- What is needed: Wherever the word "also" turns up in a line of the entries, copy that line.

— Start —

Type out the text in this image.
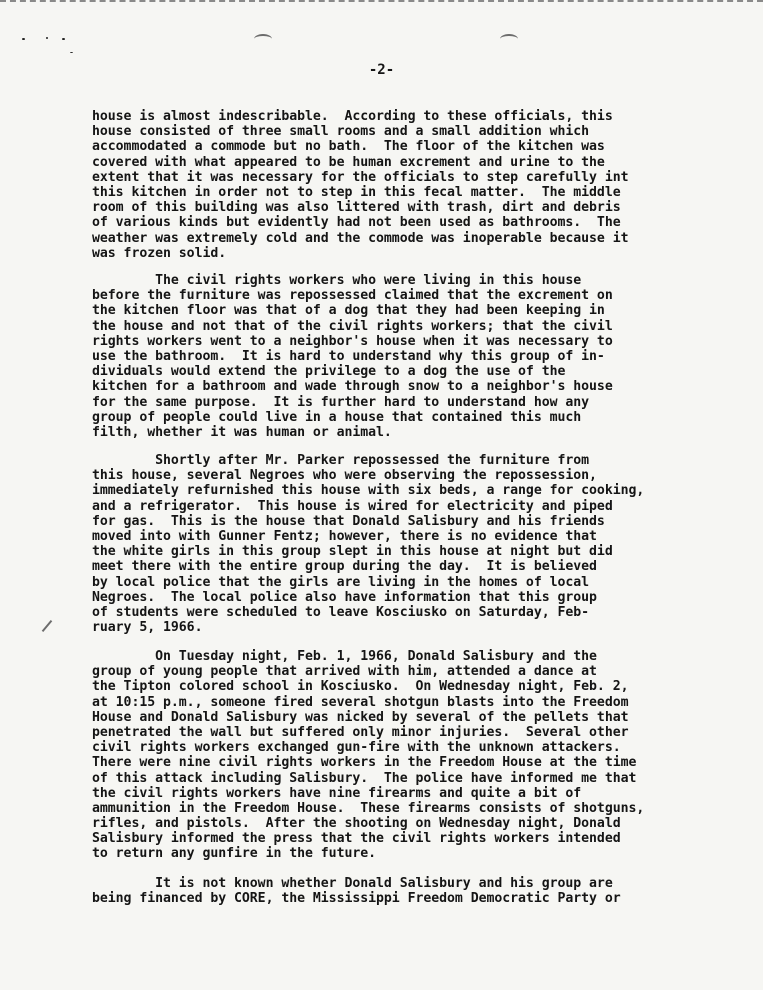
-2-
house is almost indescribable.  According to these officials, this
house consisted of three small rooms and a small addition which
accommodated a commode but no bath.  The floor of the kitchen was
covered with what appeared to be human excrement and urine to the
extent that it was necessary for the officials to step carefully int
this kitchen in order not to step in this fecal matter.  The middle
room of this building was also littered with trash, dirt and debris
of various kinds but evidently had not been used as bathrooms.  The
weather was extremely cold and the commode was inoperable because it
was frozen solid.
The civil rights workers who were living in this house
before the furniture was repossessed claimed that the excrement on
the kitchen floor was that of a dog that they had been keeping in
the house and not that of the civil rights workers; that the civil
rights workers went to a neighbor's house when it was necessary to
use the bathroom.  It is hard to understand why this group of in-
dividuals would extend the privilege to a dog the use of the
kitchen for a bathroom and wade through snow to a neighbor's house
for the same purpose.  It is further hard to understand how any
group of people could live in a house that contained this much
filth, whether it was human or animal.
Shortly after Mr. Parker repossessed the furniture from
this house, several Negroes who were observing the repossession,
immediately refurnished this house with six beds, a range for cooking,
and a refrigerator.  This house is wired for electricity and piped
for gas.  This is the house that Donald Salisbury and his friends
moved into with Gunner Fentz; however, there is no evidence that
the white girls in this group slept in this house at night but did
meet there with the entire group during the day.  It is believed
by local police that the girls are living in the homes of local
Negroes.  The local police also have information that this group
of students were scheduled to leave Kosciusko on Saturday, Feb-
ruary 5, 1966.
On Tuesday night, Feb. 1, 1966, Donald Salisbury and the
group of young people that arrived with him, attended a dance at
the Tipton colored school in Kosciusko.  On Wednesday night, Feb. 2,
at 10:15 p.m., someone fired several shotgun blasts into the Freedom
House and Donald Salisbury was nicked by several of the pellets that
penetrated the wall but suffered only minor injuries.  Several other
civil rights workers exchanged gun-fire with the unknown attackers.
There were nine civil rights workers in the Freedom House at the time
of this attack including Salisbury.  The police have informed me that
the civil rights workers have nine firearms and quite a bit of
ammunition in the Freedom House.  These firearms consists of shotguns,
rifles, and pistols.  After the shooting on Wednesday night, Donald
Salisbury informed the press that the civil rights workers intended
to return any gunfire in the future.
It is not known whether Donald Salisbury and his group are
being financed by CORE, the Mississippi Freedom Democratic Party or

— End —
— Start —

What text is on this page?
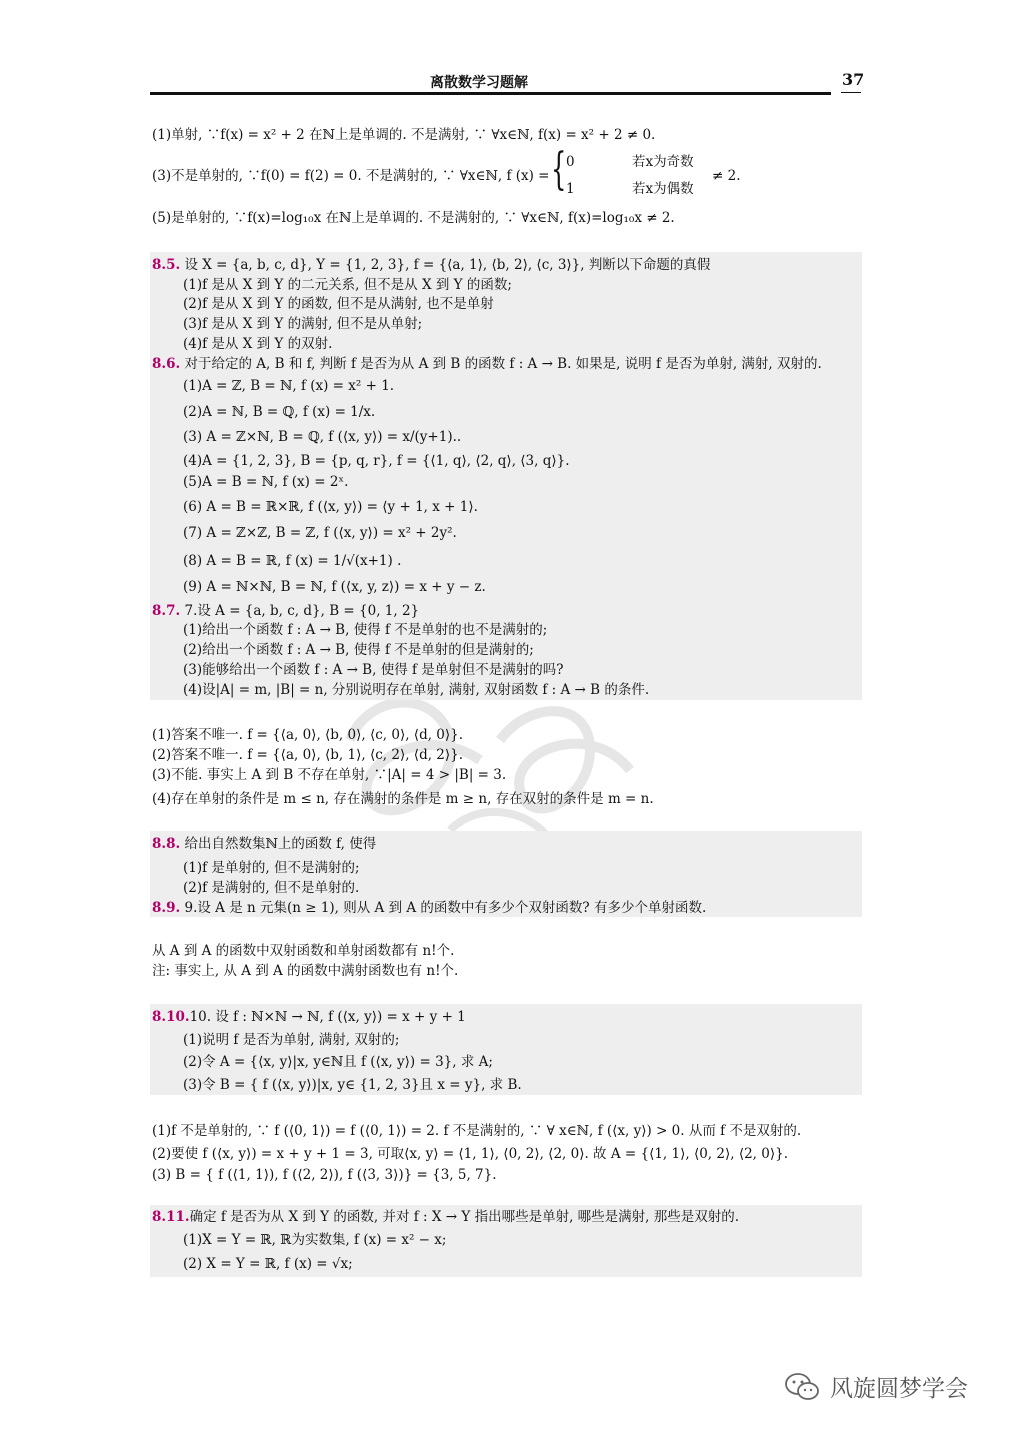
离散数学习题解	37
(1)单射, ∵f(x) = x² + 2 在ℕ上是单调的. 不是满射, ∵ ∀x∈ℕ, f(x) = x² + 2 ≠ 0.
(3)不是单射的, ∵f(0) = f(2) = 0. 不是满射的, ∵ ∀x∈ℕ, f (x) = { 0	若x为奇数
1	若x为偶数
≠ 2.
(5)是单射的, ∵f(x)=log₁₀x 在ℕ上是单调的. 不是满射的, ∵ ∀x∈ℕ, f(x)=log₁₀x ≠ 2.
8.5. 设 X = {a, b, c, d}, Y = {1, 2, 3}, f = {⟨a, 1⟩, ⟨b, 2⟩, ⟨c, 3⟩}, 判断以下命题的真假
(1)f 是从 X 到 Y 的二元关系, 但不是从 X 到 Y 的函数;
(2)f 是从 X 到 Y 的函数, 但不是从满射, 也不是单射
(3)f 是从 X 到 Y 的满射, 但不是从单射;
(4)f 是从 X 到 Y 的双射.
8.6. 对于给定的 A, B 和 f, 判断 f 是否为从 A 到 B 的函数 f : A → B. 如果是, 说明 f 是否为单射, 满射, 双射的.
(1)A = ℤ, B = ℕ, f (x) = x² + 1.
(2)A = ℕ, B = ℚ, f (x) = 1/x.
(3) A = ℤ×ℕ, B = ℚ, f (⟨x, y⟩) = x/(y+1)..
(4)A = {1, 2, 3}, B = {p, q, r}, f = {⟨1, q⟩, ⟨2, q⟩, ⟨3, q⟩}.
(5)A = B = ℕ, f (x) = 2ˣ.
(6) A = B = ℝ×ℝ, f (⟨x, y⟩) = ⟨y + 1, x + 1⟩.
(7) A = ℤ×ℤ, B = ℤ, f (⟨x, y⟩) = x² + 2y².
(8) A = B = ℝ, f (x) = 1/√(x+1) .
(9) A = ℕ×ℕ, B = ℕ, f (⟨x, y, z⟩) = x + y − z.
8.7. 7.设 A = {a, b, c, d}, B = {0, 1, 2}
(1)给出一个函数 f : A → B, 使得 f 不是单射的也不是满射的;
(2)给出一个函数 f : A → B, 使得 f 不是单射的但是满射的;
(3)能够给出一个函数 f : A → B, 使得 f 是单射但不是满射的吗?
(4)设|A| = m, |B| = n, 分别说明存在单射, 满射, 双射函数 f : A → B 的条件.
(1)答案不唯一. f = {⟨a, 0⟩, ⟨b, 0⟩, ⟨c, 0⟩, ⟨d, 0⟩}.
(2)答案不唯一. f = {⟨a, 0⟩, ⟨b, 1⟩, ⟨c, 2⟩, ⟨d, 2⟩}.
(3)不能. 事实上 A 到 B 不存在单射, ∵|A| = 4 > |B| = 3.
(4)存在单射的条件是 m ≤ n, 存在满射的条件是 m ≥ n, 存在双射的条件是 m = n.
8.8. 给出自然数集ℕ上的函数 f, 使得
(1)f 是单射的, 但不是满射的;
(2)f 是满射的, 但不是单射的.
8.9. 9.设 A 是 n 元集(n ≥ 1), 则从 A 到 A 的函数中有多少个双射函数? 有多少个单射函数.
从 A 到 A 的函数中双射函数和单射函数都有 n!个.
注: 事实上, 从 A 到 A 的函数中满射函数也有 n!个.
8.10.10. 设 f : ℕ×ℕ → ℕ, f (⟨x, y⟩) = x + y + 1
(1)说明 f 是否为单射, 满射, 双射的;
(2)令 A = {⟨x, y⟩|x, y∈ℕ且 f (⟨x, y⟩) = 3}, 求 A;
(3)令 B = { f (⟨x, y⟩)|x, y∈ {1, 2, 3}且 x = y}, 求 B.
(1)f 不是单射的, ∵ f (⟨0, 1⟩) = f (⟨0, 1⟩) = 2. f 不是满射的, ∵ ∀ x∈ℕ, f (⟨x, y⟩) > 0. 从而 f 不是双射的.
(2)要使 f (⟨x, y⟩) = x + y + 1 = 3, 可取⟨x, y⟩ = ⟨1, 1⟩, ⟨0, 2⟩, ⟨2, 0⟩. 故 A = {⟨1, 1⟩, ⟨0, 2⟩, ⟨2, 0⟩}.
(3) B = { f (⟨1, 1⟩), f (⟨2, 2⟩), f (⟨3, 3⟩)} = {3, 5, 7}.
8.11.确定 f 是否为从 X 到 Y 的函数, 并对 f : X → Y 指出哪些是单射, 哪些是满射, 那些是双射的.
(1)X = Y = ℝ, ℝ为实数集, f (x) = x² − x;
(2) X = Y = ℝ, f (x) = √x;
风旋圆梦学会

— End —

- Finished exercise:
room of this building was also littered with trash, dirt and debris
Negroes.  The local police also have information that this group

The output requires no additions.